==== Extracted material

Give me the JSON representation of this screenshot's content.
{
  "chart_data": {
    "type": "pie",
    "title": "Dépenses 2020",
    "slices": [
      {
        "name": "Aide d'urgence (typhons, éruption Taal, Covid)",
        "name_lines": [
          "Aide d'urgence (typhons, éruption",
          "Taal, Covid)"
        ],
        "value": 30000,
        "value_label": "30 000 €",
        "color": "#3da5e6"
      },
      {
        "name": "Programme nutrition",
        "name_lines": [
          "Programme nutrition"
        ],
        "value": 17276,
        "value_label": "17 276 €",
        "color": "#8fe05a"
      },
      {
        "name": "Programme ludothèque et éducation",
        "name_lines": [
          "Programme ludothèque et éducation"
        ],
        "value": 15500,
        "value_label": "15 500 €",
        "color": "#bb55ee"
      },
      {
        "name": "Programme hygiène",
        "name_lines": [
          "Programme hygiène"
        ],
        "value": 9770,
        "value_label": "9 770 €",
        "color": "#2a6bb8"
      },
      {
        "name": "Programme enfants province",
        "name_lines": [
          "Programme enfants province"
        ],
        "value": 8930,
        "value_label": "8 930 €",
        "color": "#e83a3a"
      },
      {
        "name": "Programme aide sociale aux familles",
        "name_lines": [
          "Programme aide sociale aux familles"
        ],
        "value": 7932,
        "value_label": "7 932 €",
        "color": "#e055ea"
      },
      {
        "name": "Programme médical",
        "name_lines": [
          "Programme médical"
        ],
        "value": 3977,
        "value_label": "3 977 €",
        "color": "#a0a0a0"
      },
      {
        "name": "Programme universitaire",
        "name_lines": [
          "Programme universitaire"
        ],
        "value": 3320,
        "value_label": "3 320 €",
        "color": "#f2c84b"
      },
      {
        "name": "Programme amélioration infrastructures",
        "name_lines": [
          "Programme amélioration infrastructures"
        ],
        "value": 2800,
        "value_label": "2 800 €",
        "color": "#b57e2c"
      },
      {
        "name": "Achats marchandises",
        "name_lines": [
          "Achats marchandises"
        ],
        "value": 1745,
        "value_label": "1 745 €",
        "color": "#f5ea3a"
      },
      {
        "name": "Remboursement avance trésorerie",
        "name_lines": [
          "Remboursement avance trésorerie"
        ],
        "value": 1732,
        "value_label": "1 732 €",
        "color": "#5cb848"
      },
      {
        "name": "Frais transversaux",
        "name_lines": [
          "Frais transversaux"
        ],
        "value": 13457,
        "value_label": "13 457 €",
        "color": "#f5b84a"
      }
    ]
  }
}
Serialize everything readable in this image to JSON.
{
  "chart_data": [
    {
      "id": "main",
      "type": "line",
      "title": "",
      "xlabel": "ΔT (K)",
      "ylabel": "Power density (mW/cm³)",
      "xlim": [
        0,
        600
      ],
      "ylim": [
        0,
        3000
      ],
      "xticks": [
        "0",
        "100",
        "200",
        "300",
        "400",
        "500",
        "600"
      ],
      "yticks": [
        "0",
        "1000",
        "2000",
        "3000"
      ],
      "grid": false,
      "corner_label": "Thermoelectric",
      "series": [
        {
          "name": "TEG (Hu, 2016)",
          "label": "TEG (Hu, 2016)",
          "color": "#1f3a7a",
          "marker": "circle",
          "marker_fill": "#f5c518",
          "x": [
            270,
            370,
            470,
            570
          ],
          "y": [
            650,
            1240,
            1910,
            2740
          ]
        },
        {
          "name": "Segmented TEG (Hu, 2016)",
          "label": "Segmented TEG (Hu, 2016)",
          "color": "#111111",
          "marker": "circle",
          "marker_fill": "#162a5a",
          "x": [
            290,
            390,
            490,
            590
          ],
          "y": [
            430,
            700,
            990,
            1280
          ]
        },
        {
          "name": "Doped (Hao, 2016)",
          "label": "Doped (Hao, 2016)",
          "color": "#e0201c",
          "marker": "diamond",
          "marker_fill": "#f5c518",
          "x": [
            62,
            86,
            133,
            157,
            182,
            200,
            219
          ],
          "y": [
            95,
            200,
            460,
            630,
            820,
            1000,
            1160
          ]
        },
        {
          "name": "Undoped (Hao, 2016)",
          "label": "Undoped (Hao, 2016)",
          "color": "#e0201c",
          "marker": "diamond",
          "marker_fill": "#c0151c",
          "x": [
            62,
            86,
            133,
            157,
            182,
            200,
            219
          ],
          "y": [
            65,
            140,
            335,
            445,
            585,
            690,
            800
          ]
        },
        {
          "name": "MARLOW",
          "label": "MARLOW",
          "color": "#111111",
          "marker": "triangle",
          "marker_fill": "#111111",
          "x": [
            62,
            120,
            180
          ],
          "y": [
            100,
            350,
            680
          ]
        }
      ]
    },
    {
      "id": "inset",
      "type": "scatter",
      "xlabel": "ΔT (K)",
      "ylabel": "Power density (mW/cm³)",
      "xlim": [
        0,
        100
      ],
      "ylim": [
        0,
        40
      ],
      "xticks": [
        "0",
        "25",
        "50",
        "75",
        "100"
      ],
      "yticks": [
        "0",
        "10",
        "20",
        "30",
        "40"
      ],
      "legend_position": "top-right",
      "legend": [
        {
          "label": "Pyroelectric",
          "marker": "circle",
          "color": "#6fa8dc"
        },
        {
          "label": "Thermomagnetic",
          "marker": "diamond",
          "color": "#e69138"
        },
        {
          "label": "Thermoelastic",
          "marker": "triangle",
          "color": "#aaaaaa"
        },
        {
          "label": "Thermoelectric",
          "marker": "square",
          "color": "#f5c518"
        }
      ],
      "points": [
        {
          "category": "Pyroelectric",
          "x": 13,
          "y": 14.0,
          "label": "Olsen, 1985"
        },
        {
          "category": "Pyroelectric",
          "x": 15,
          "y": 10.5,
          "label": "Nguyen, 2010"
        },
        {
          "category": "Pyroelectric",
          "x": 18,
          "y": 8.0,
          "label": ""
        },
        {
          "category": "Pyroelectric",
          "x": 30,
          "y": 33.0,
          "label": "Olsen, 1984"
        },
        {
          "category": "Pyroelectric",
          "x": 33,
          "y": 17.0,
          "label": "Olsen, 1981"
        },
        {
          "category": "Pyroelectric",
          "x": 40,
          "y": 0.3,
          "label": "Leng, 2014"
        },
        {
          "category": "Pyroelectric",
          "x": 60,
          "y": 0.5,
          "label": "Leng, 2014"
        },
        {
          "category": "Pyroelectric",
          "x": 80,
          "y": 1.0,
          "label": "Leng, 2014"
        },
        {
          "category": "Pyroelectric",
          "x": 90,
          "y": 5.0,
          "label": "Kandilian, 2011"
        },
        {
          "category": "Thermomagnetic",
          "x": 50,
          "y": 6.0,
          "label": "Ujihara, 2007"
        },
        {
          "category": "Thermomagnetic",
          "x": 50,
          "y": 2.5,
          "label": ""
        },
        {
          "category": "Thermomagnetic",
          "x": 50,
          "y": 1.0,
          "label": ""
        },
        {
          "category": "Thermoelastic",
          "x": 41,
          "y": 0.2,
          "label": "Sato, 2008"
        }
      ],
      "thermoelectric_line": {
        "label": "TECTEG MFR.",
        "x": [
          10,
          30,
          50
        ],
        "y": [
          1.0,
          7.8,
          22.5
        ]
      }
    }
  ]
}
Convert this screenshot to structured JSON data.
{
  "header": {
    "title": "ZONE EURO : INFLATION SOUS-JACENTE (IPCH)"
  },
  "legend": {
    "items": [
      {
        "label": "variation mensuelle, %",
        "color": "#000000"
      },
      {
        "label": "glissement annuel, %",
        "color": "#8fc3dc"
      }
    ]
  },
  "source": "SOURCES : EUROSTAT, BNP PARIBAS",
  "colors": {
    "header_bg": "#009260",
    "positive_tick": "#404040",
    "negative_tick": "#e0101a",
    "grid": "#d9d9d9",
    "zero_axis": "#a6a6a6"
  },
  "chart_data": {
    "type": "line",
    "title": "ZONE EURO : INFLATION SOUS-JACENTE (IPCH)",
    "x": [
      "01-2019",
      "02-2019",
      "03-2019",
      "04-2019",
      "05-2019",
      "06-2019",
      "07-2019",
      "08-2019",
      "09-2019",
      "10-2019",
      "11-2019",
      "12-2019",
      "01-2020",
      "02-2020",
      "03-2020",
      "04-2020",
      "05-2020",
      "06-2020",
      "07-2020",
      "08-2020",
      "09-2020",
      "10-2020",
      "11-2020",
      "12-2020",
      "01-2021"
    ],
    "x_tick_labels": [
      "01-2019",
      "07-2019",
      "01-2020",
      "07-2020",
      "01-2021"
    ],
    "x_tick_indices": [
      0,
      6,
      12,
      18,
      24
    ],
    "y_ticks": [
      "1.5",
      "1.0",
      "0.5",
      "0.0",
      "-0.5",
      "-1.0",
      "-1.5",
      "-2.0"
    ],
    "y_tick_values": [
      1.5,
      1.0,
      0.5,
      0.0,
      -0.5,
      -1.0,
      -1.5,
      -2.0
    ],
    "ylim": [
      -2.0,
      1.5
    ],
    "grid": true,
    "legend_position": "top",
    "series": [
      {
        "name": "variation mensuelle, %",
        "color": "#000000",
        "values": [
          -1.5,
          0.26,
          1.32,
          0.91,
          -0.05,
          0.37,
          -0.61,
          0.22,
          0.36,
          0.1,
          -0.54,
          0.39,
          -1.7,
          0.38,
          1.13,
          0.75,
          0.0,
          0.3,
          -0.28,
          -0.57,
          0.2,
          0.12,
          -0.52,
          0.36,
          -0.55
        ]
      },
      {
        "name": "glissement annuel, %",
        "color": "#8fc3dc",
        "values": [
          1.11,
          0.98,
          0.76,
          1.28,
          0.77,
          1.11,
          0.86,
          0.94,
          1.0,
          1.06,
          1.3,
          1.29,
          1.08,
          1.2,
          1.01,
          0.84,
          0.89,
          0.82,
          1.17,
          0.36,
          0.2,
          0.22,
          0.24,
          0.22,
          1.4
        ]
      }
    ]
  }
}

========

### [Work to complete]
Check each line of the records for the word "Achats" and extract those that contain it.

### [Expected answer]
        "name": "Achats marchandises",
          "Achats marchandises"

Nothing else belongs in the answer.